Extracted data entries
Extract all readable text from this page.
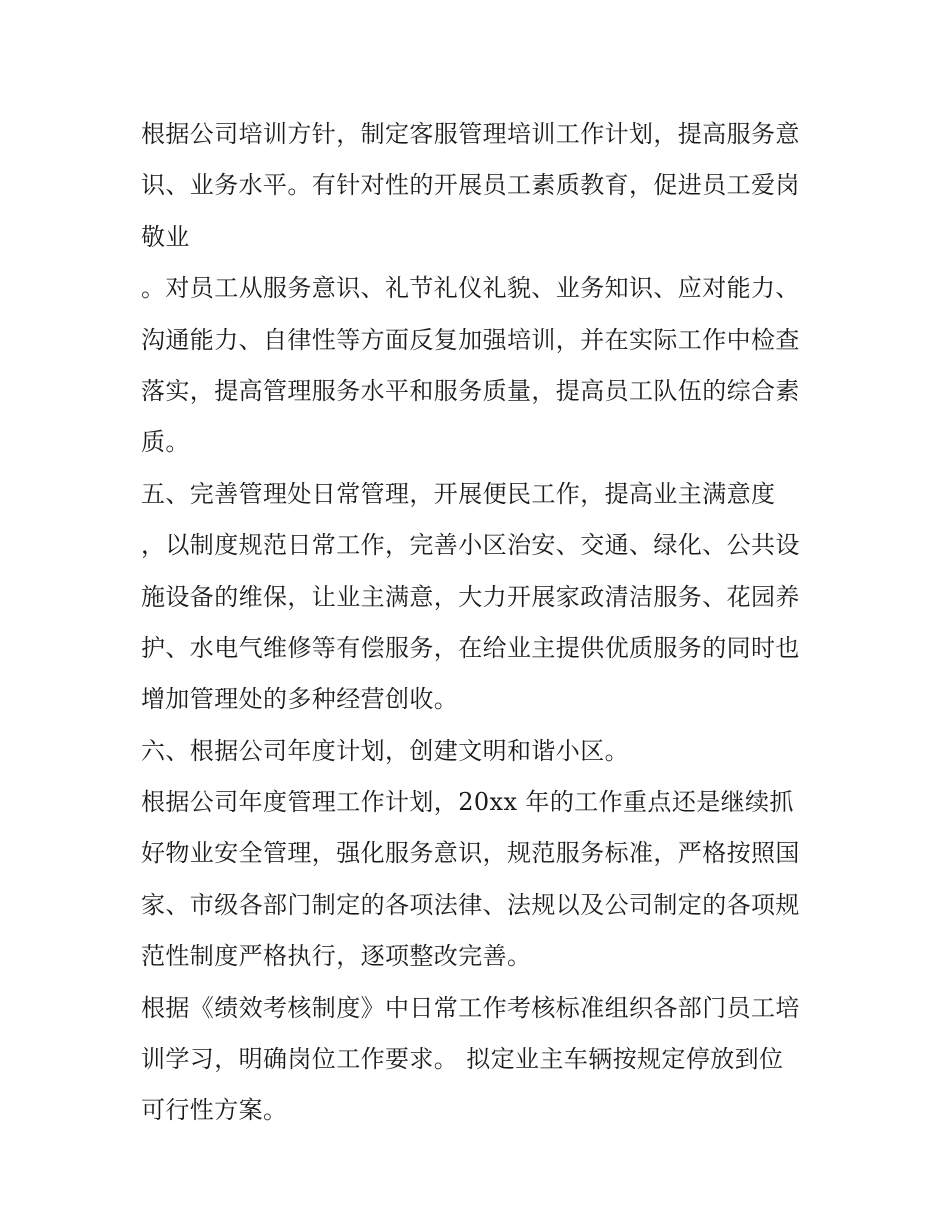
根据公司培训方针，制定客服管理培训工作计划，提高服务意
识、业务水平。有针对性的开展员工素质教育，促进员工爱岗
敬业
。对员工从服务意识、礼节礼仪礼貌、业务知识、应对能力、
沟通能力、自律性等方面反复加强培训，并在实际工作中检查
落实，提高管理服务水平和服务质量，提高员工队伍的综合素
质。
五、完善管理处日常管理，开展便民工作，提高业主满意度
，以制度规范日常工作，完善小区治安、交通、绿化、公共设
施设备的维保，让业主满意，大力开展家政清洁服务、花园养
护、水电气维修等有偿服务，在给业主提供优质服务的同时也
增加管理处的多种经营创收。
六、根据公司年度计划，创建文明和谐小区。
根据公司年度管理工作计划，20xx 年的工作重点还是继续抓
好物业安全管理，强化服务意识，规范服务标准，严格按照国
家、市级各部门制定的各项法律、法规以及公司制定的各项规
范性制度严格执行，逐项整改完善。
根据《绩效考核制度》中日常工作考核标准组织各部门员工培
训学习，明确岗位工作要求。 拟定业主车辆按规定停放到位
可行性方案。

▸ What needs to be done: Copy the entries above faithfully and omit every image.

▸ Reply:
Extract all readable text from this page.
根据公司培训方针，制定客服管理培训工作计划，提高服务意
识、业务水平。有针对性的开展员工素质教育，促进员工爱岗
敬业
。对员工从服务意识、礼节礼仪礼貌、业务知识、应对能力、
沟通能力、自律性等方面反复加强培训，并在实际工作中检查
落实，提高管理服务水平和服务质量，提高员工队伍的综合素
质。
五、完善管理处日常管理，开展便民工作，提高业主满意度
，以制度规范日常工作，完善小区治安、交通、绿化、公共设
施设备的维保，让业主满意，大力开展家政清洁服务、花园养
护、水电气维修等有偿服务，在给业主提供优质服务的同时也
增加管理处的多种经营创收。
六、根据公司年度计划，创建文明和谐小区。
根据公司年度管理工作计划，20xx 年的工作重点还是继续抓
好物业安全管理，强化服务意识，规范服务标准，严格按照国
家、市级各部门制定的各项法律、法规以及公司制定的各项规
范性制度严格执行，逐项整改完善。
根据《绩效考核制度》中日常工作考核标准组织各部门员工培
训学习，明确岗位工作要求。 拟定业主车辆按规定停放到位
可行性方案。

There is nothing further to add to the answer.